Give the number of lines containing the word "text" and nothing more.

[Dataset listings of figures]
================
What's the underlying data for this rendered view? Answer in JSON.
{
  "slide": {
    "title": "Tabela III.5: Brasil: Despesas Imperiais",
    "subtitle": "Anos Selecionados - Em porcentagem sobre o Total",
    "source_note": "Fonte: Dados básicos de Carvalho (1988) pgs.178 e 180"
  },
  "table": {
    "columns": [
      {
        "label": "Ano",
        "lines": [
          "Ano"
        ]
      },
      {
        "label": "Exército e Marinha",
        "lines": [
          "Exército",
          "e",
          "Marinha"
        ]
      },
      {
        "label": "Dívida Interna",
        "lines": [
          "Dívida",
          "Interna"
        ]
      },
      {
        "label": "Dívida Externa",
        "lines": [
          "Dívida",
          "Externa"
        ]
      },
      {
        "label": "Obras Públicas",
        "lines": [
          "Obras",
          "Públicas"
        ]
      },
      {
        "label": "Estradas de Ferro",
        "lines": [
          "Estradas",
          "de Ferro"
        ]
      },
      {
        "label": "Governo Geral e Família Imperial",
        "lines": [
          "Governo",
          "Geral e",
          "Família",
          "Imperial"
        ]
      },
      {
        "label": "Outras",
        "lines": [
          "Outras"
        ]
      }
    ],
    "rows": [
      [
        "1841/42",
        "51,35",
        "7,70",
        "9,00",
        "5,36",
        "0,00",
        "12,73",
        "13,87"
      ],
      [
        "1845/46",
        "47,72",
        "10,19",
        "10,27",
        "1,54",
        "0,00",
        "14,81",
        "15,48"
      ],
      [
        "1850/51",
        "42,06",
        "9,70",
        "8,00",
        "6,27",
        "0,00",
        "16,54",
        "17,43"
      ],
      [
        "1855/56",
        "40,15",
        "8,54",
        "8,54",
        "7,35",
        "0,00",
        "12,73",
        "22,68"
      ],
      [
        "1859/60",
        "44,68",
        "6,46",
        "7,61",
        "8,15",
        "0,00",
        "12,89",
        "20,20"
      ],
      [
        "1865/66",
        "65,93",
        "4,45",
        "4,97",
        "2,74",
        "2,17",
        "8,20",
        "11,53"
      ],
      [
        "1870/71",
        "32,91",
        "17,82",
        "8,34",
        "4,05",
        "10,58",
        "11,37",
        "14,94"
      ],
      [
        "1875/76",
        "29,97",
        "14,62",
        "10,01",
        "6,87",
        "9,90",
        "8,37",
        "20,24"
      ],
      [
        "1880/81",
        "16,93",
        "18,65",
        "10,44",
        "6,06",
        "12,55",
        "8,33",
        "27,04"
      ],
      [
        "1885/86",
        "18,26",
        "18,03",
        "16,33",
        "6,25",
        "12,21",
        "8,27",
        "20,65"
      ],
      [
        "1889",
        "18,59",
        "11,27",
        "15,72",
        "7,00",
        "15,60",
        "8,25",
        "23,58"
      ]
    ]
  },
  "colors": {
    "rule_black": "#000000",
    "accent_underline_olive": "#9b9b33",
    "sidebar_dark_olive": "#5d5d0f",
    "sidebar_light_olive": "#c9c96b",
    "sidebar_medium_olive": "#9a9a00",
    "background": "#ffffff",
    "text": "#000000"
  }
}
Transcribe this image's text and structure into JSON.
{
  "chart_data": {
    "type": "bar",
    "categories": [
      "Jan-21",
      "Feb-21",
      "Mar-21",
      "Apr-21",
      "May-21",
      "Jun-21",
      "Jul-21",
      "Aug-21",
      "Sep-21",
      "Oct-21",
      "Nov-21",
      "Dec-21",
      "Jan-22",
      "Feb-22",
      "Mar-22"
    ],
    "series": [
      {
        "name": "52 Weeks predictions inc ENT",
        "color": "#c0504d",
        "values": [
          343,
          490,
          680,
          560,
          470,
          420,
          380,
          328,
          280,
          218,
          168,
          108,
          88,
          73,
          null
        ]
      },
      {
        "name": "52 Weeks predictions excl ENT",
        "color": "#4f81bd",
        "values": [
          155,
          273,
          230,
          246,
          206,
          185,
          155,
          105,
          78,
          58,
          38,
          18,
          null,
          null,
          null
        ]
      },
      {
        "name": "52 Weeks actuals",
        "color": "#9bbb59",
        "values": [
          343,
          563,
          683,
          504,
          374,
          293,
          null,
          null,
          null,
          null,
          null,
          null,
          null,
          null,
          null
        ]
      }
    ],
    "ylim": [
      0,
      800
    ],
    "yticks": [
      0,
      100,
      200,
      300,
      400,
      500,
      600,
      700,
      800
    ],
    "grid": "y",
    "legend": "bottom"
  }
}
================
### [Correct result]
2